- [Do this] In your copy, leave out the pictures; write out all the data exactly.

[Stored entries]
▼
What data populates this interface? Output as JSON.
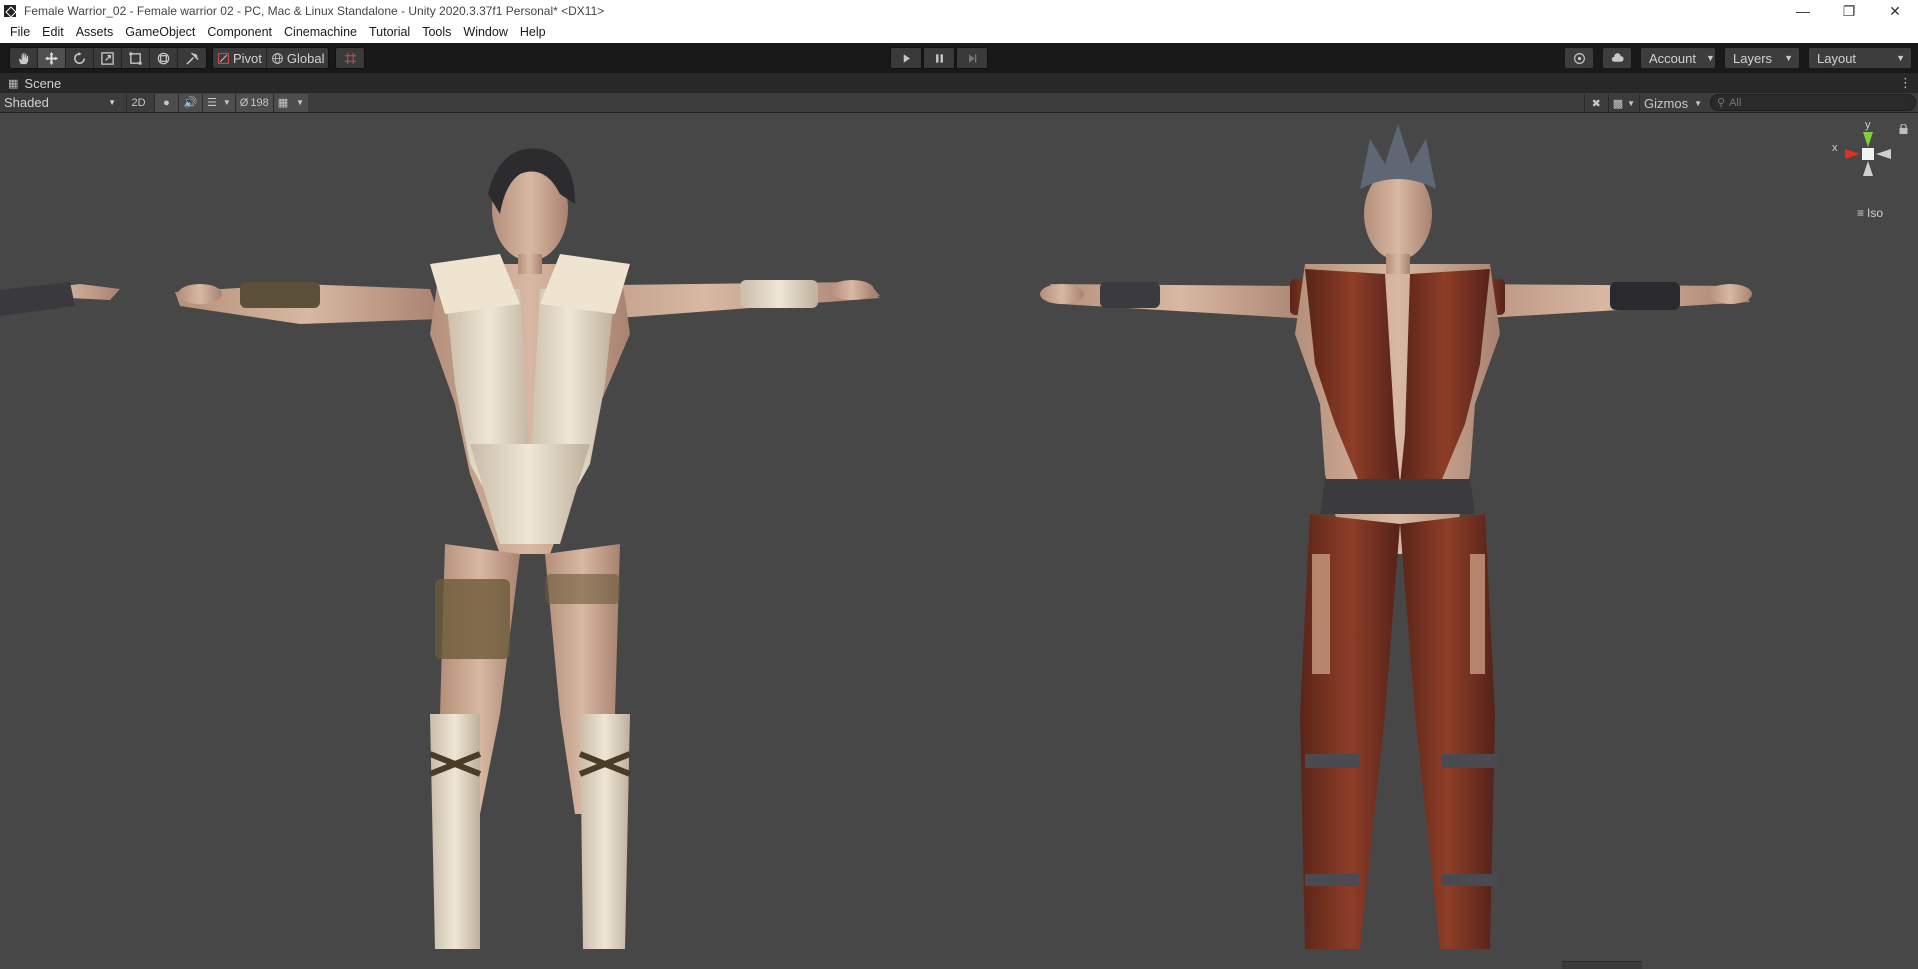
{
  "window": {
    "title": "Female Warrior_02 - Female warrior 02 - PC, Mac & Linux Standalone - Unity 2020.3.37f1 Personal* <DX11>",
    "controls": [
      "minimize-icon",
      "restore-icon",
      "close-icon"
    ]
  },
  "menu": [
    "File",
    "Edit",
    "Assets",
    "GameObject",
    "Component",
    "Cinemachine",
    "Tutorial",
    "Tools",
    "Window",
    "Help"
  ],
  "toolbar": {
    "tools": [
      "hand-icon",
      "move-icon",
      "rotate-icon",
      "scale-icon",
      "rect-icon",
      "transform-icon",
      "custom-tool-icon"
    ],
    "active_tool": "move-icon",
    "pivot_label": "Pivot",
    "global_label": "Global",
    "account_label": "Account",
    "layers_label": "Layers",
    "layout_label": "Layout"
  },
  "scene_tab": {
    "label": "Scene"
  },
  "scene_toolbar": {
    "shading_mode": "Shaded",
    "mode_2d": "2D",
    "hidden_count": "198",
    "gizmos_label": "Gizmos",
    "search_placeholder": "All"
  },
  "gizmo": {
    "y_label": "y",
    "x_label": "x",
    "projection": "Iso"
  },
  "colors": {
    "viewport_bg": "#474747",
    "toolbar_bg": "#191919",
    "gizmo_y": "#7bd33b",
    "gizmo_x": "#e0301e"
  }
}
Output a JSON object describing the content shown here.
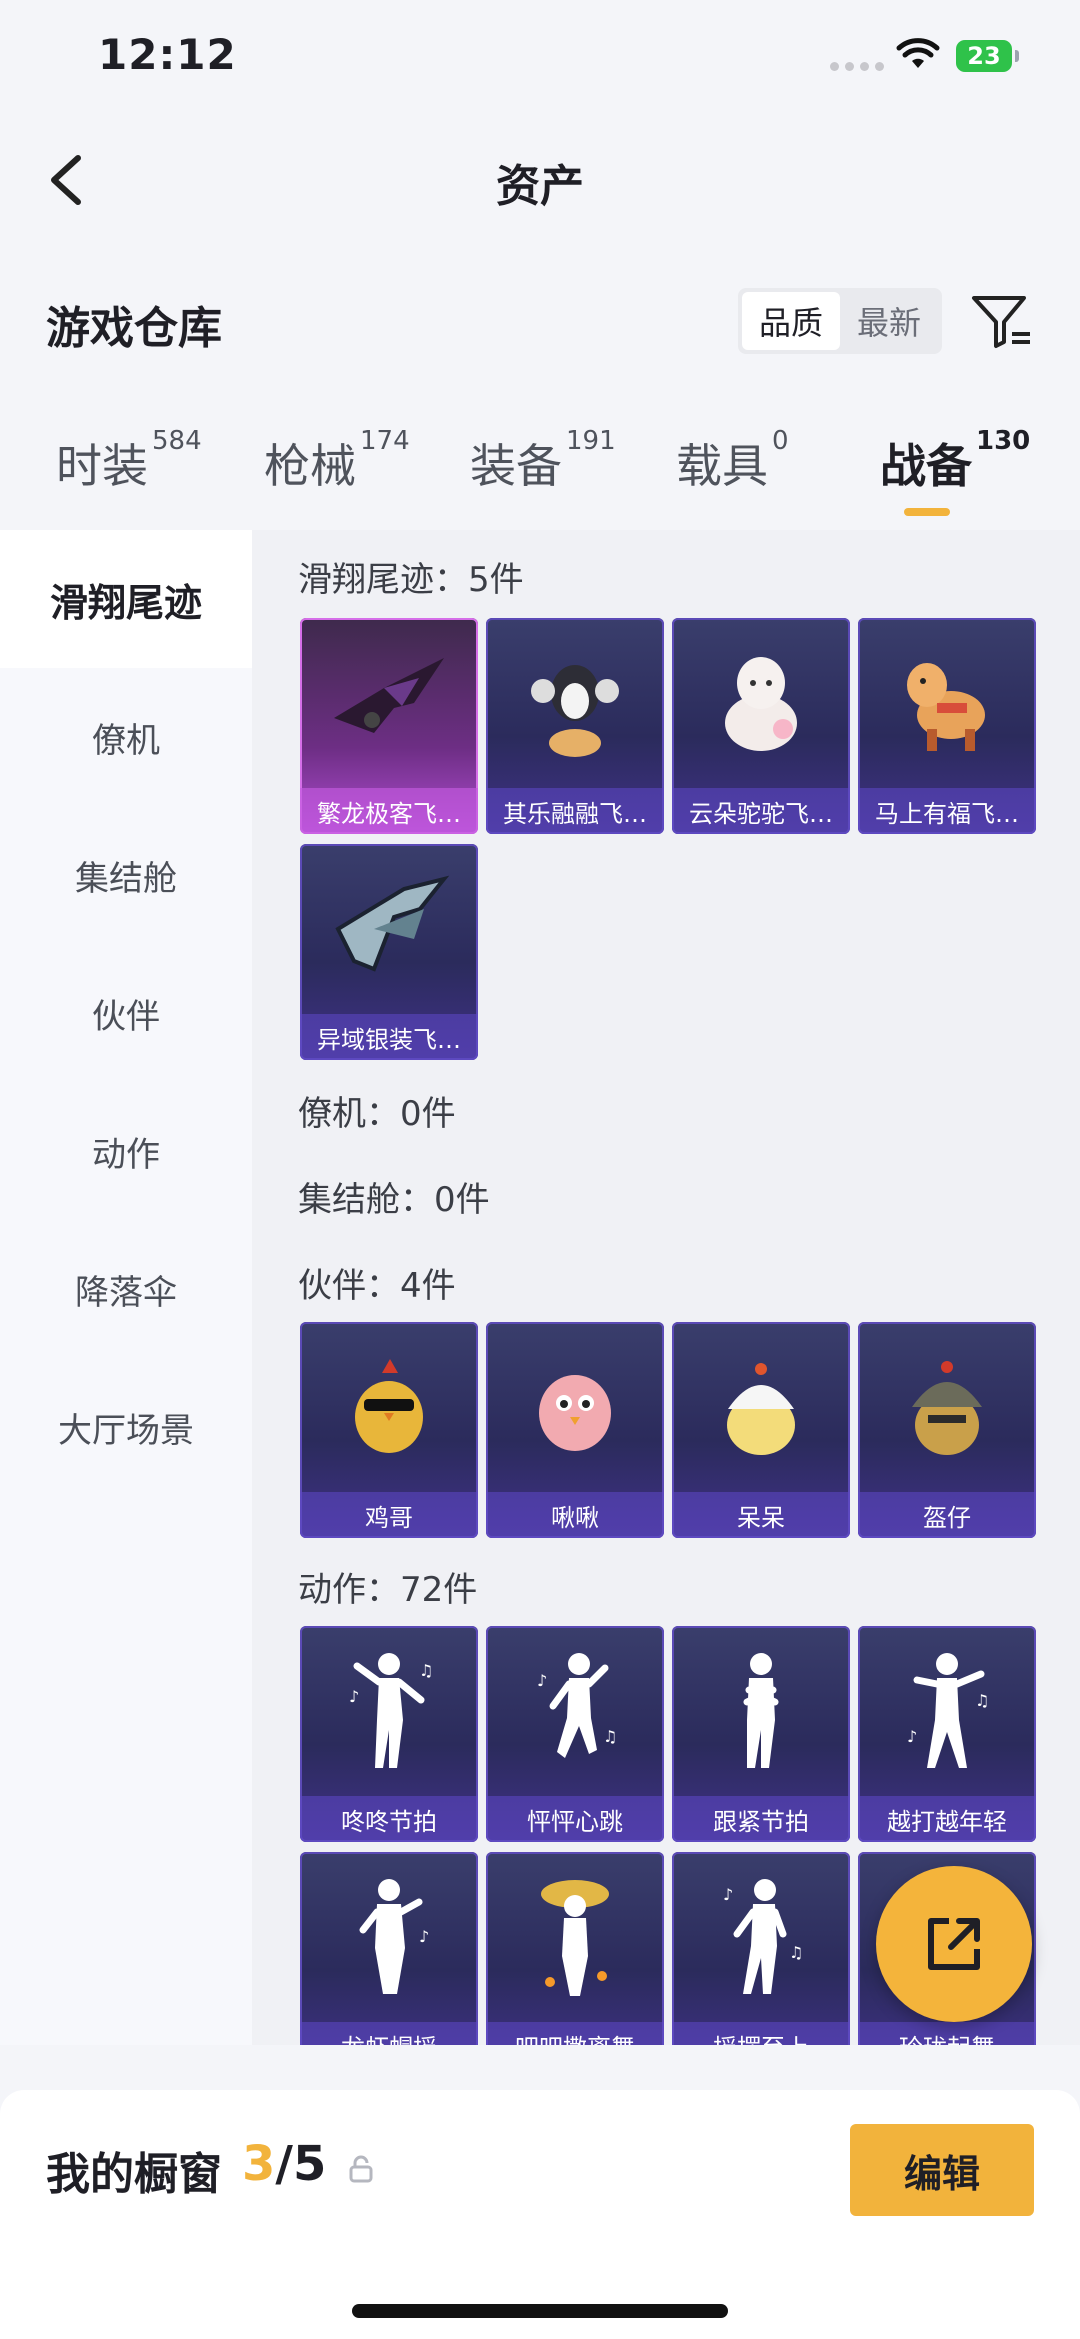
▲
- [Task solution]
What data populates this interface? Output as JSON.
{
  "window": {
    "title": "Female Warrior_02 - Female warrior 02 - PC, Mac & Linux Standalone - Unity 2020.3.37f1 Personal* <DX11>",
    "controls": [
      "minimize-icon",
      "restore-icon",
      "close-icon"
    ]
  },
  "menu": [
    "File",
    "Edit",
    "Assets",
    "GameObject",
    "Component",
    "Cinemachine",
    "Tutorial",
    "Tools",
    "Window",
    "Help"
  ],
  "toolbar": {
    "tools": [
      "hand-icon",
      "move-icon",
      "rotate-icon",
      "scale-icon",
      "rect-icon",
      "transform-icon",
      "custom-tool-icon"
    ],
    "active_tool": "move-icon",
    "pivot_label": "Pivot",
    "global_label": "Global",
    "account_label": "Account",
    "layers_label": "Layers",
    "layout_label": "Layout"
  },
  "scene_tab": {
    "label": "Scene"
  },
  "scene_toolbar": {
    "shading_mode": "Shaded",
    "mode_2d": "2D",
    "hidden_count": "198",
    "gizmos_label": "Gizmos",
    "search_placeholder": "All"
  },
  "gizmo": {
    "y_label": "y",
    "x_label": "x",
    "projection": "Iso"
  },
  "colors": {
    "viewport_bg": "#474747",
    "toolbar_bg": "#191919",
    "gizmo_y": "#7bd33b",
    "gizmo_x": "#e0301e"
  }
}
Output a JSON object describing the content shown here.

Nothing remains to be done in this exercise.